§ **TASK DETAILS**:
Leaving out every picture, quote the data below exactly as it appears.

(Source data)

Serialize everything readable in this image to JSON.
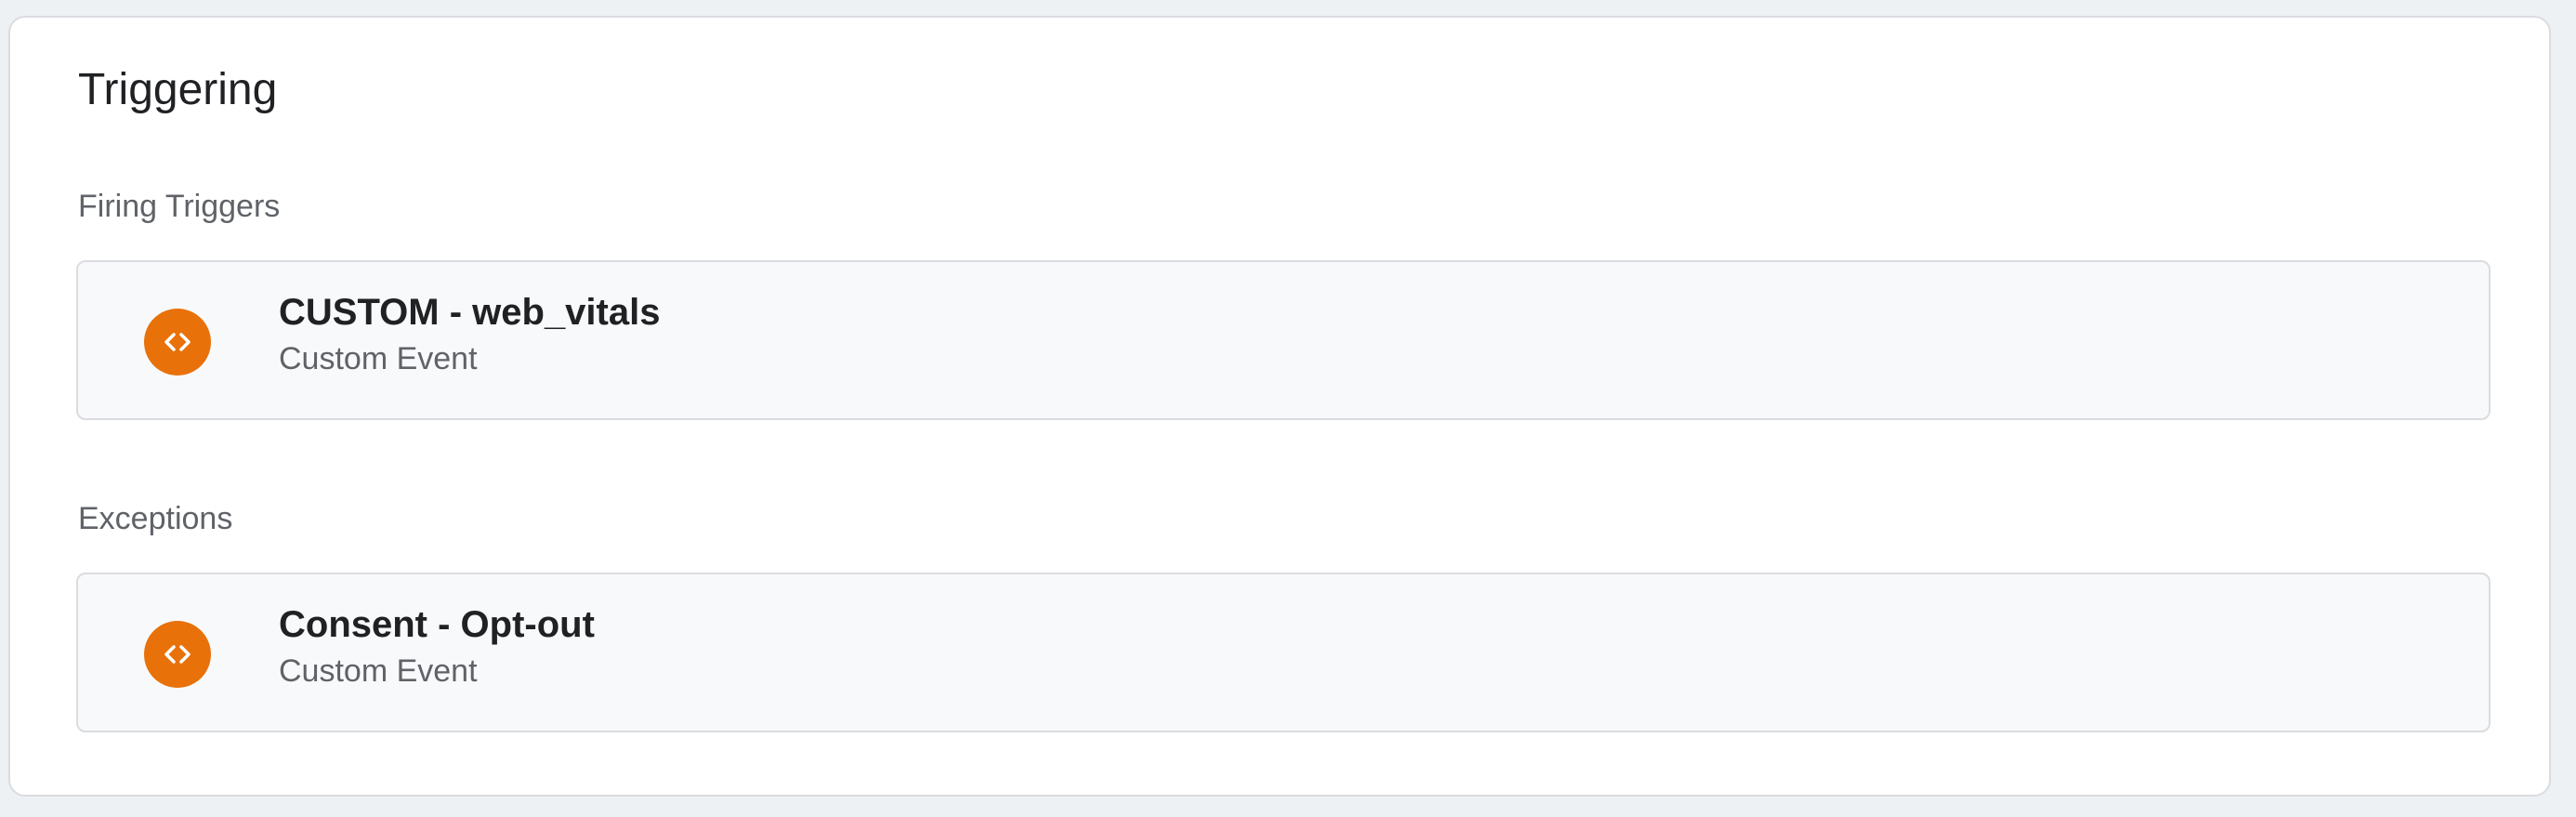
{
  "card": {
    "title": "Triggering"
  },
  "firing": {
    "label": "Firing Triggers",
    "items": [
      {
        "name": "CUSTOM - web_vitals",
        "type": "Custom Event",
        "icon": "custom-event-code-icon",
        "color": "#e8710a"
      }
    ]
  },
  "exceptions": {
    "label": "Exceptions",
    "items": [
      {
        "name": "Consent - Opt-out",
        "type": "Custom Event",
        "icon": "custom-event-code-icon",
        "color": "#e8710a"
      }
    ]
  }
}
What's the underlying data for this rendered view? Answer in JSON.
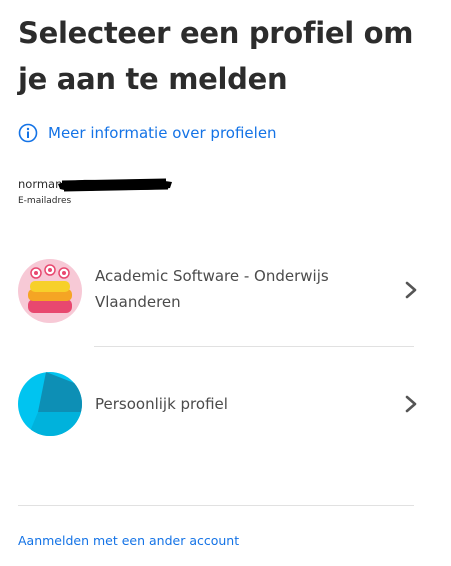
{
  "header": {
    "title": "Selecteer een profiel om je aan te melden"
  },
  "info_link": {
    "label": "Meer informatie over profielen",
    "icon": "info-icon"
  },
  "account": {
    "email_visible": "norman",
    "email_label": "E-mailadres",
    "redacted": true
  },
  "profiles": [
    {
      "label": "Academic Software - Onderwijs Vlaanderen",
      "avatar_icon": "cake-monster-avatar",
      "chevron_icon": "chevron-right-icon"
    },
    {
      "label": "Persoonlijk profiel",
      "avatar_icon": "personal-profile-avatar",
      "chevron_icon": "chevron-right-icon"
    }
  ],
  "footer": {
    "alt_account_label": "Aanmelden met een ander account"
  },
  "colors": {
    "link": "#1473e6",
    "title": "#2c2c2c",
    "personal_avatar_bg": "#00c4f0",
    "personal_avatar_shape": "#0d8fb5",
    "academic_avatar_bg": "#f7c9d6"
  }
}
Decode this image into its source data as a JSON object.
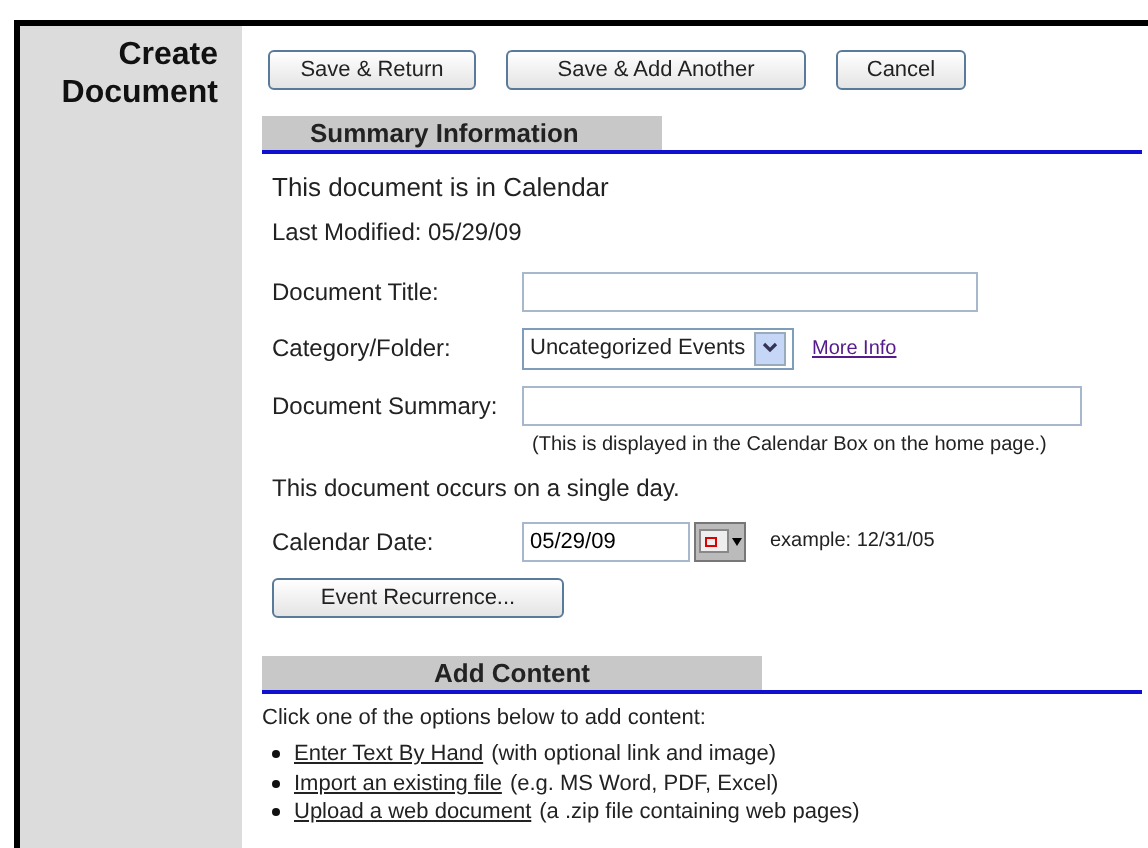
{
  "sidebar": {
    "title": "Create Document"
  },
  "buttons": [
    "Save & Return",
    "Save & Add Another",
    "Cancel"
  ],
  "summary": {
    "heading": "Summary Information",
    "location": "This document is in Calendar",
    "modified": "Last Modified: 05/29/09",
    "fields": [
      {
        "kind": "text",
        "label": "Document Title:"
      },
      {
        "kind": "select",
        "label": "Category/Folder:",
        "value": "Uncategorized Events",
        "link": "More Info"
      },
      {
        "kind": "wide",
        "label": "Document Summary:",
        "hint": "(This is displayed in the Calendar Box on the home page.)"
      }
    ],
    "occurs": "This document occurs on a single day.",
    "date": {
      "label": "Calendar Date:",
      "value": "05/29/09",
      "example": "example: 12/31/05"
    },
    "recurrence": "Event Recurrence..."
  },
  "content": {
    "heading": "Add Content",
    "intro": "Click one of the options below to add content:",
    "options": [
      {
        "link": "Enter Text By Hand",
        "note": "(with optional link and image)"
      },
      {
        "link": "Import an existing file",
        "note": "(e.g. MS Word, PDF, Excel)"
      },
      {
        "link": "Upload a web document",
        "note": "(a .zip file containing web pages)"
      }
    ]
  }
}
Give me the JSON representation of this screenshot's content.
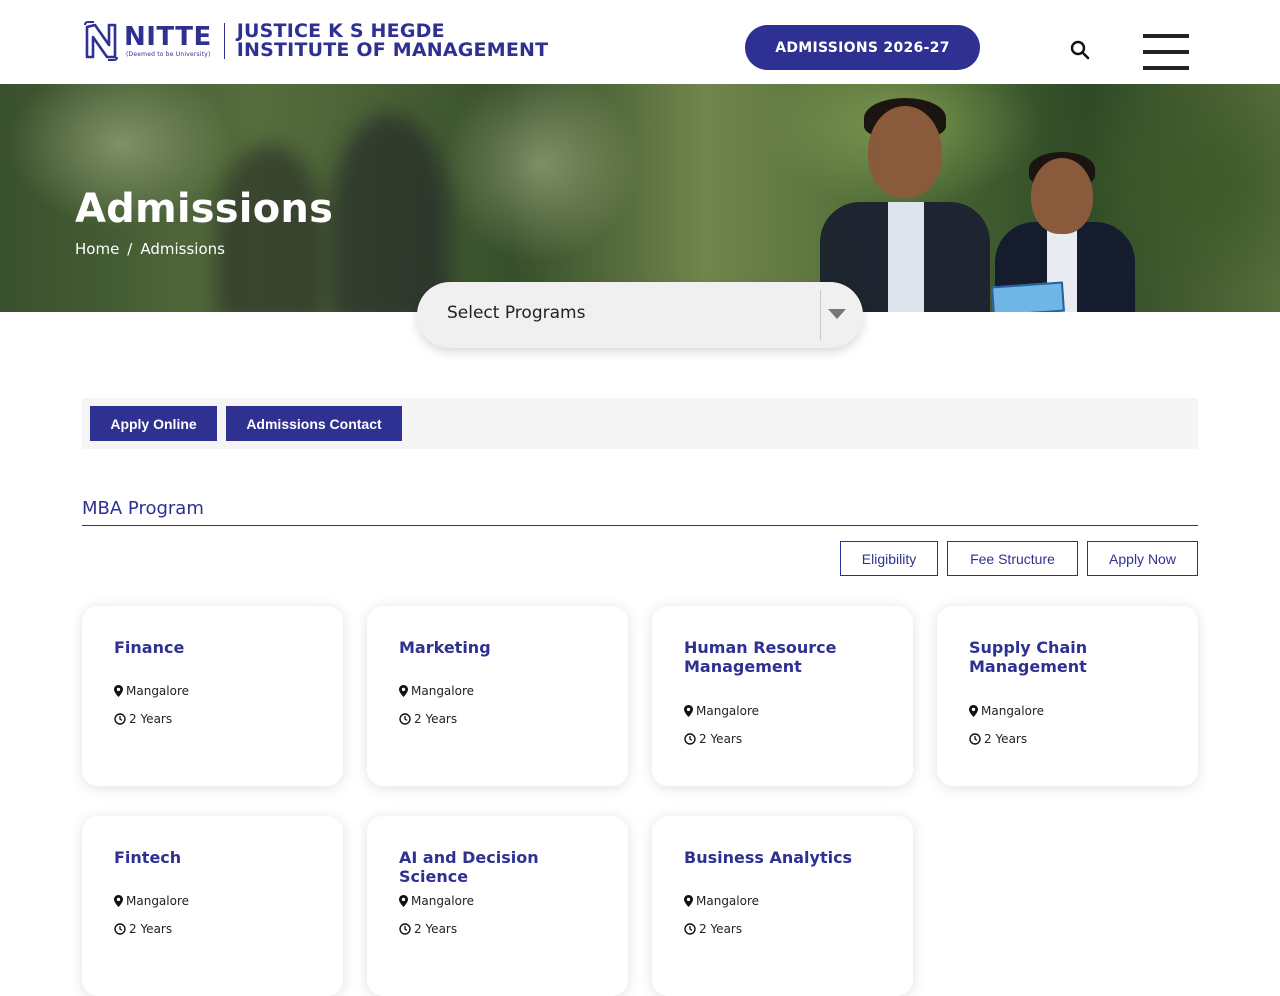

§ **ANSWER TO THIS TASK**:
Serialize everything readable in this image to JSON.
{
  "card": {
    "title": "Triggering"
  },
  "firing": {
    "label": "Firing Triggers",
    "items": [
      {
        "name": "CUSTOM - web_vitals",
        "type": "Custom Event",
        "icon": "custom-event-code-icon",
        "color": "#e8710a"
      }
    ]
  },
  "exceptions": {
    "label": "Exceptions",
    "items": [
      {
        "name": "Consent - Opt-out",
        "type": "Custom Event",
        "icon": "custom-event-code-icon",
        "color": "#e8710a"
      }
    ]
  }
}
What's the underlying data for this rendered view? Answer in JSON.
{
  "header": {
    "title": "Selecteer een profiel om je aan te melden"
  },
  "info_link": {
    "label": "Meer informatie over profielen",
    "icon": "info-icon"
  },
  "account": {
    "email_visible": "norman",
    "email_label": "E-mailadres",
    "redacted": true
  },
  "profiles": [
    {
      "label": "Academic Software - Onderwijs Vlaanderen",
      "avatar_icon": "cake-monster-avatar",
      "chevron_icon": "chevron-right-icon"
    },
    {
      "label": "Persoonlijk profiel",
      "avatar_icon": "personal-profile-avatar",
      "chevron_icon": "chevron-right-icon"
    }
  ],
  "footer": {
    "alt_account_label": "Aanmelden met een ander account"
  },
  "colors": {
    "link": "#1473e6",
    "title": "#2c2c2c",
    "personal_avatar_bg": "#00c4f0",
    "personal_avatar_shape": "#0d8fb5",
    "academic_avatar_bg": "#f7c9d6"
  }
}
Decode this image into its source data as a JSON object.
{
  "sidebar": {
    "title": "Create Document"
  },
  "buttons": [
    "Save & Return",
    "Save & Add Another",
    "Cancel"
  ],
  "summary": {
    "heading": "Summary Information",
    "location": "This document is in Calendar",
    "modified": "Last Modified: 05/29/09",
    "fields": [
      {
        "kind": "text",
        "label": "Document Title:"
      },
      {
        "kind": "select",
        "label": "Category/Folder:",
        "value": "Uncategorized Events",
        "link": "More Info"
      },
      {
        "kind": "wide",
        "label": "Document Summary:",
        "hint": "(This is displayed in the Calendar Box on the home page.)"
      }
    ],
    "occurs": "This document occurs on a single day.",
    "date": {
      "label": "Calendar Date:",
      "value": "05/29/09",
      "example": "example: 12/31/05"
    },
    "recurrence": "Event Recurrence..."
  },
  "content": {
    "heading": "Add Content",
    "intro": "Click one of the options below to add content:",
    "options": [
      {
        "link": "Enter Text By Hand",
        "note": "(with optional link and image)"
      },
      {
        "link": "Import an existing file",
        "note": "(e.g. MS Word, PDF, Excel)"
      },
      {
        "link": "Upload a web document",
        "note": "(a .zip file containing web pages)"
      }
    ]
  }
}
Give me the JSON representation of this screenshot's content.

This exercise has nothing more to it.